Data lines

START

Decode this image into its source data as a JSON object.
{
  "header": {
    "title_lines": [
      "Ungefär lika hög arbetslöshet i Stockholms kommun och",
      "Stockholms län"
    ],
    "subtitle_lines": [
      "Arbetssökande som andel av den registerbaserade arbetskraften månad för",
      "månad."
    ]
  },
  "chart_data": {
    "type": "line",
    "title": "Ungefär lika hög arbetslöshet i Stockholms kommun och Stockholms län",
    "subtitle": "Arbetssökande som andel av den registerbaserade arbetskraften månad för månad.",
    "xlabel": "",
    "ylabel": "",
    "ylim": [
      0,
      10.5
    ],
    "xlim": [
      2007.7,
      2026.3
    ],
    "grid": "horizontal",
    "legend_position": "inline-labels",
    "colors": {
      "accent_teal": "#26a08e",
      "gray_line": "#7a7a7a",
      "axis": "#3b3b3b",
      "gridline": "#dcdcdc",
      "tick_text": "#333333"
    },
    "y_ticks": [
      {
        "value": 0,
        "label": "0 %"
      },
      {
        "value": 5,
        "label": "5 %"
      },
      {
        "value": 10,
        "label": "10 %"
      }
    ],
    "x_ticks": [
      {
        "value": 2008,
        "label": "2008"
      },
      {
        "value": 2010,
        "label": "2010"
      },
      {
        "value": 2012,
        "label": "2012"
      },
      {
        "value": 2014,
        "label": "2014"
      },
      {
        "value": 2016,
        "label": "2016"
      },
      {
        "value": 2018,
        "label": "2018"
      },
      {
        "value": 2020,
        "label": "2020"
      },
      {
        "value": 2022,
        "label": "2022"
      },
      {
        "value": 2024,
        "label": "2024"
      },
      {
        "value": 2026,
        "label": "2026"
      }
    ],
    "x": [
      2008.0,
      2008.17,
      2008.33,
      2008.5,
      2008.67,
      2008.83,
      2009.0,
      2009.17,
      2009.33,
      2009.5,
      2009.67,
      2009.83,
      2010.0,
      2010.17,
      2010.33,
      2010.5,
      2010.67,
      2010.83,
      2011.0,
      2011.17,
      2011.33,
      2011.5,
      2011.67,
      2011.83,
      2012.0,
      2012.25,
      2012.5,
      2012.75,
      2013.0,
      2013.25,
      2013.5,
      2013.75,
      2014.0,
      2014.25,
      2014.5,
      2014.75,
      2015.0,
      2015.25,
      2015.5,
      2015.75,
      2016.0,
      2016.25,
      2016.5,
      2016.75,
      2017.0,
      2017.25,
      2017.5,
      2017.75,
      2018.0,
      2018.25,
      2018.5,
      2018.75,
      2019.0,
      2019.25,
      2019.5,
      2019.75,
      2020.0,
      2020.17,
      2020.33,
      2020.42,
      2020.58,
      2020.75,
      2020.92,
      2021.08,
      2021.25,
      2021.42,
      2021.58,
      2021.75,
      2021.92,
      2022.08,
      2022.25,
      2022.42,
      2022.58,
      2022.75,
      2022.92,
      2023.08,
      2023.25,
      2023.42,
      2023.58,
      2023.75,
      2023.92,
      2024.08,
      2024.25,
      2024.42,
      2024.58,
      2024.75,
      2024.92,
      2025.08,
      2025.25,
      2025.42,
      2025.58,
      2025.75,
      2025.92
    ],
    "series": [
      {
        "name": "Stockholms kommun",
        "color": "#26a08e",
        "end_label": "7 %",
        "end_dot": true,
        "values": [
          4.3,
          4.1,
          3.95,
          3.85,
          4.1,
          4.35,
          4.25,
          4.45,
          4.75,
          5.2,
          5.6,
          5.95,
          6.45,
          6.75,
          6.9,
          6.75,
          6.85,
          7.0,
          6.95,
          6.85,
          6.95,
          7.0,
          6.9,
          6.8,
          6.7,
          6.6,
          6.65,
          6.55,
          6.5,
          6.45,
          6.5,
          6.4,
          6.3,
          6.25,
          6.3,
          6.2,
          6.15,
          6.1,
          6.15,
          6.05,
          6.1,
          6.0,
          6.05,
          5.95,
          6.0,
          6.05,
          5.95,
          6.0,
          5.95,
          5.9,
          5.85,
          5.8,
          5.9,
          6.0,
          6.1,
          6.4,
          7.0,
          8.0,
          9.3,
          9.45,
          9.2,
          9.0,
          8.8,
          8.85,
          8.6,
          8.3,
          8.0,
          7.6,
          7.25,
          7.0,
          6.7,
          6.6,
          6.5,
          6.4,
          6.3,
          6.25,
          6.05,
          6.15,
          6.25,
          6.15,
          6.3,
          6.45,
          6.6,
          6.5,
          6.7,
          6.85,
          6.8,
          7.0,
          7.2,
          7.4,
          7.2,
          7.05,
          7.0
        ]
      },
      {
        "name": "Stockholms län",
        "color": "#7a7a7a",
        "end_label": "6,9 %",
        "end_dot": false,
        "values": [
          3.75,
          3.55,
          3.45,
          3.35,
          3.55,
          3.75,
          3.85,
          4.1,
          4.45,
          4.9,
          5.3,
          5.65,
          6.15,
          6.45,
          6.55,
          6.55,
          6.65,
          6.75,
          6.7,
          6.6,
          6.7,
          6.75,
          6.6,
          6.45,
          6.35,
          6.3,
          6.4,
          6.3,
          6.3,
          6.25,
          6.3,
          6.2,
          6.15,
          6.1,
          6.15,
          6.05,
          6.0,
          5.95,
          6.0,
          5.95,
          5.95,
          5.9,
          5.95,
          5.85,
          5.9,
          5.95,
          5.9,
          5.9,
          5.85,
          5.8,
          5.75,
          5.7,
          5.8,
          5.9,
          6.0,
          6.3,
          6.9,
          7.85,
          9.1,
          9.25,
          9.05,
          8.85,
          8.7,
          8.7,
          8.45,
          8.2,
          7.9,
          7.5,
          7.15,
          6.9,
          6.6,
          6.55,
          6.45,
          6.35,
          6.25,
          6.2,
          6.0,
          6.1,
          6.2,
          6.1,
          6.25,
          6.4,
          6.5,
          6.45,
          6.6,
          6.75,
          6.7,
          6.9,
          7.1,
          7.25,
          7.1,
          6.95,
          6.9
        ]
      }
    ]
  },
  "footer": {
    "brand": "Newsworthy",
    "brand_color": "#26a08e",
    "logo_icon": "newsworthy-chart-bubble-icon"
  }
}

END

Search the entries for the word "lika" and gather every line where it appears.

Task output
      "Ungefär lika hög arbetslöshet i Stockholms kommun och",
    "title": "Ungefär lika hög arbetslöshet i Stockholms kommun och Stockholms län",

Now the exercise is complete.